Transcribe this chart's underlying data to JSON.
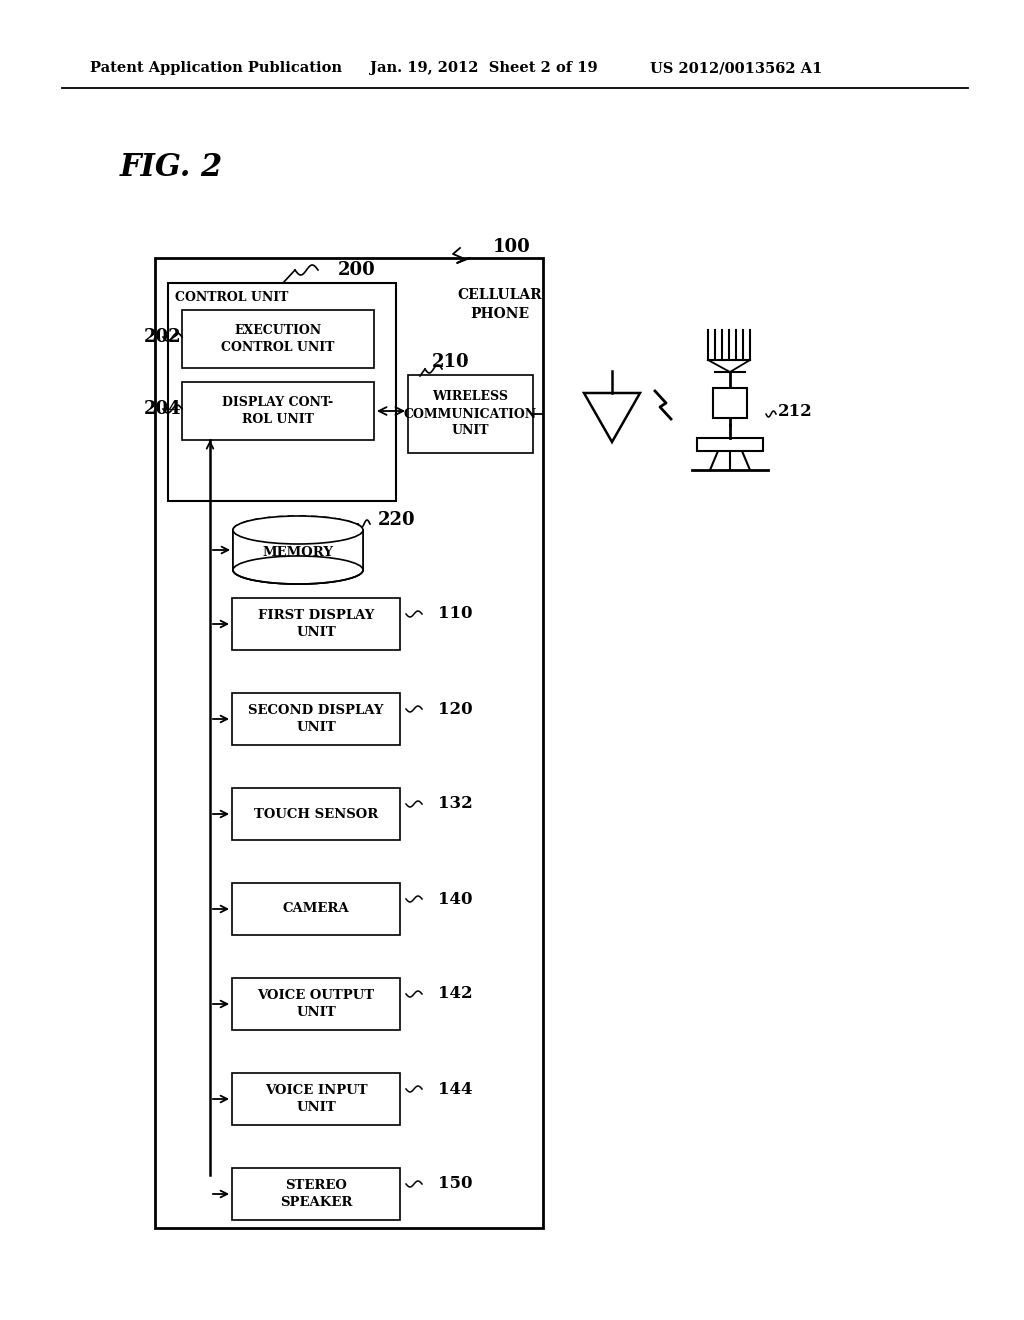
{
  "bg_color": "#ffffff",
  "header_left": "Patent Application Publication",
  "header_mid": "Jan. 19, 2012  Sheet 2 of 19",
  "header_right": "US 2012/0013562 A1",
  "fig_label": "FIG. 2",
  "outer_label": "100",
  "cellular_phone": "CELLULAR\nPHONE",
  "ctrl_label": "200",
  "control_unit": "CONTROL UNIT",
  "exec_ctrl": "EXECUTION\nCONTROL UNIT",
  "exec_ref": "202",
  "disp_ctrl": "DISPLAY CONT-\nROL UNIT",
  "disp_ref": "204",
  "wireless": "WIRELESS\nCOMMUNICATION\nUNIT",
  "wireless_ref": "210",
  "memory": "MEMORY",
  "memory_ref": "220",
  "components": [
    {
      "label": "FIRST DISPLAY\nUNIT",
      "ref": "110"
    },
    {
      "label": "SECOND DISPLAY\nUNIT",
      "ref": "120"
    },
    {
      "label": "TOUCH SENSOR",
      "ref": "132"
    },
    {
      "label": "CAMERA",
      "ref": "140"
    },
    {
      "label": "VOICE OUTPUT\nUNIT",
      "ref": "142"
    },
    {
      "label": "VOICE INPUT\nUNIT",
      "ref": "144"
    },
    {
      "label": "STEREO\nSPEAKER",
      "ref": "150"
    }
  ],
  "base_station_ref": "212"
}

What you should do => Go through the listing above and write it out again exactly, dropping the pictures.

Exercise answer =>
Transcribe this chart's underlying data to JSON.
{
  "bg_color": "#ffffff",
  "header_left": "Patent Application Publication",
  "header_mid": "Jan. 19, 2012  Sheet 2 of 19",
  "header_right": "US 2012/0013562 A1",
  "fig_label": "FIG. 2",
  "outer_label": "100",
  "cellular_phone": "CELLULAR\nPHONE",
  "ctrl_label": "200",
  "control_unit": "CONTROL UNIT",
  "exec_ctrl": "EXECUTION\nCONTROL UNIT",
  "exec_ref": "202",
  "disp_ctrl": "DISPLAY CONT-\nROL UNIT",
  "disp_ref": "204",
  "wireless": "WIRELESS\nCOMMUNICATION\nUNIT",
  "wireless_ref": "210",
  "memory": "MEMORY",
  "memory_ref": "220",
  "components": [
    {
      "label": "FIRST DISPLAY\nUNIT",
      "ref": "110"
    },
    {
      "label": "SECOND DISPLAY\nUNIT",
      "ref": "120"
    },
    {
      "label": "TOUCH SENSOR",
      "ref": "132"
    },
    {
      "label": "CAMERA",
      "ref": "140"
    },
    {
      "label": "VOICE OUTPUT\nUNIT",
      "ref": "142"
    },
    {
      "label": "VOICE INPUT\nUNIT",
      "ref": "144"
    },
    {
      "label": "STEREO\nSPEAKER",
      "ref": "150"
    }
  ],
  "base_station_ref": "212"
}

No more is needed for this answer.